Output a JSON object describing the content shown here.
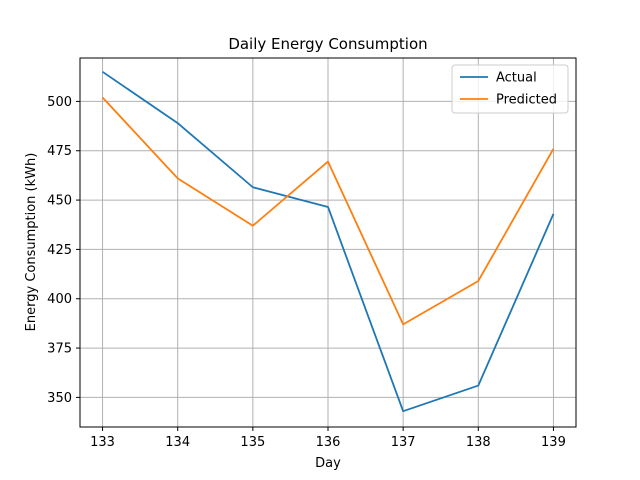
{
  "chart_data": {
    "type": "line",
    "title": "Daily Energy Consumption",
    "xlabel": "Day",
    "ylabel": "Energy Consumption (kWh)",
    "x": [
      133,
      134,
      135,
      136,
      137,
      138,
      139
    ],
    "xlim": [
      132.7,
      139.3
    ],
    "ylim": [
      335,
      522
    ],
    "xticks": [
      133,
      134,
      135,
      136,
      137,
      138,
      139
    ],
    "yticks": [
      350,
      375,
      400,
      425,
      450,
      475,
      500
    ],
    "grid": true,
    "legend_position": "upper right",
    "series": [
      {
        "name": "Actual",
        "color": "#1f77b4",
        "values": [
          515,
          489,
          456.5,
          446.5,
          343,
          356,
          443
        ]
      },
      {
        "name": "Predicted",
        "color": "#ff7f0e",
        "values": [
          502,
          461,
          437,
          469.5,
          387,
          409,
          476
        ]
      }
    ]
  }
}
★ ★ ★ ★ ★ ★ ★
What to work on: Each line that holds the word "Consumption" should be extracted from the records.

Task answer:
    "title": "Daily Energy Consumption",
    "ylabel": "Energy Consumption (kWh)",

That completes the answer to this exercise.